▶ **DIRECTIONS**:
**A.** In the passage on Wagner's music drama, by what is the poet's greatness mostly to be measured?
**B.** From the passage on Wagner's music drama, extract the stretch from "Only Wagner's own" through "endless melody '.".

Only Wagner's own vision of music drama, a fusion of poetry and music, can lead to a true development of art. 'Not a Programme can speak the meaning of the Symphony; no, nothing but a stage-performance of the Dramatic Action itself'. Obsession with florid operatic melody is trivial: 'The poet's greatness is mostly to be measured by what he leaves unsaid, letting us breathe in silence to ourselves the thing unspeakable; the musician it is who brings this untold mystery to clarion tongue, and the impeccable form of his sounding silence is endless melody '.

▶ **INFORMATION GIVEN**:
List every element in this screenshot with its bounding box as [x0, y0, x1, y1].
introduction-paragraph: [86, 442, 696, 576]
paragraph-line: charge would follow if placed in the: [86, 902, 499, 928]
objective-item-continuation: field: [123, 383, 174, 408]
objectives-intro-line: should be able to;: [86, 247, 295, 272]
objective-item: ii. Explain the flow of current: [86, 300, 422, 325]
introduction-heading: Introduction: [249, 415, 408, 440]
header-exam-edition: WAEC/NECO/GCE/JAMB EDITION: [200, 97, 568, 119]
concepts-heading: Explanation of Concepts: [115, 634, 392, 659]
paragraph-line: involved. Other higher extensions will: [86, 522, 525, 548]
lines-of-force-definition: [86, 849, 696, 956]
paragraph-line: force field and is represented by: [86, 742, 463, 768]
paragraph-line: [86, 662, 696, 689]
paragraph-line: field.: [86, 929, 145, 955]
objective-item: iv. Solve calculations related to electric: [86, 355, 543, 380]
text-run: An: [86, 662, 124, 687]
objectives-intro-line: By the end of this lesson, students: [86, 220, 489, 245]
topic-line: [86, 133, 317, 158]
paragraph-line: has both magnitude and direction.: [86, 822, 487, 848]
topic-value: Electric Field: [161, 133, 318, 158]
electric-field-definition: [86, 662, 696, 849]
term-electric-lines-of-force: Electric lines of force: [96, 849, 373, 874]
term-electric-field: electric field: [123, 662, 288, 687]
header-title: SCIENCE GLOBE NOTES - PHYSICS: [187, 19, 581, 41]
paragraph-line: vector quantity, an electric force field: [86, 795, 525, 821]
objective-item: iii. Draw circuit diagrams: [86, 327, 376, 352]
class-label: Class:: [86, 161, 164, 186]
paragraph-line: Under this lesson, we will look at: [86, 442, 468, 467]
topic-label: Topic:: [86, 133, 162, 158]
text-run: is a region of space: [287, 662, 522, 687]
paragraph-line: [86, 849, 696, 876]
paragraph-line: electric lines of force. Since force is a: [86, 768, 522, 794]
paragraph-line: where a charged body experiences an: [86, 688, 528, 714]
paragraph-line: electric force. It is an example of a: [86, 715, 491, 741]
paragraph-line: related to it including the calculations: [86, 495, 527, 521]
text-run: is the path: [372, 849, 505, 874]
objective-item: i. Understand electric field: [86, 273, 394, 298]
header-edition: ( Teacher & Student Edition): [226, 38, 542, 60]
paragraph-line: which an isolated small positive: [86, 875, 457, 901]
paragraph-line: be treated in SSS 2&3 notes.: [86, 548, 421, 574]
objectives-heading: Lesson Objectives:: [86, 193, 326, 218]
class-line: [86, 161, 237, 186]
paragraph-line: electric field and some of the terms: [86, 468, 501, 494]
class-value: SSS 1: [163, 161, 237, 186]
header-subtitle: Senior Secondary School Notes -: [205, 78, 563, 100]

▶ **TASK-BY-TASK SOLUTIONS**:
**A.** By what he leaves unsaid.

**B.**
Only Wagner's own vision of music drama, a fusion of poetry and music, can lead to a true development of art. 'Not a Programme can speak the meaning of the Symphony; no, nothing but a stage-performance of the Dramatic Action itself'. Obsession with florid operatic melody is trivial: 'The poet's greatness is mostly to be measured by what he leaves unsaid, letting us breathe in silence to ourselves the thing unspeakable; the musician it is who brings this untold mystery to clarion tongue, and the impeccable form of his sounding silence is endless melody '.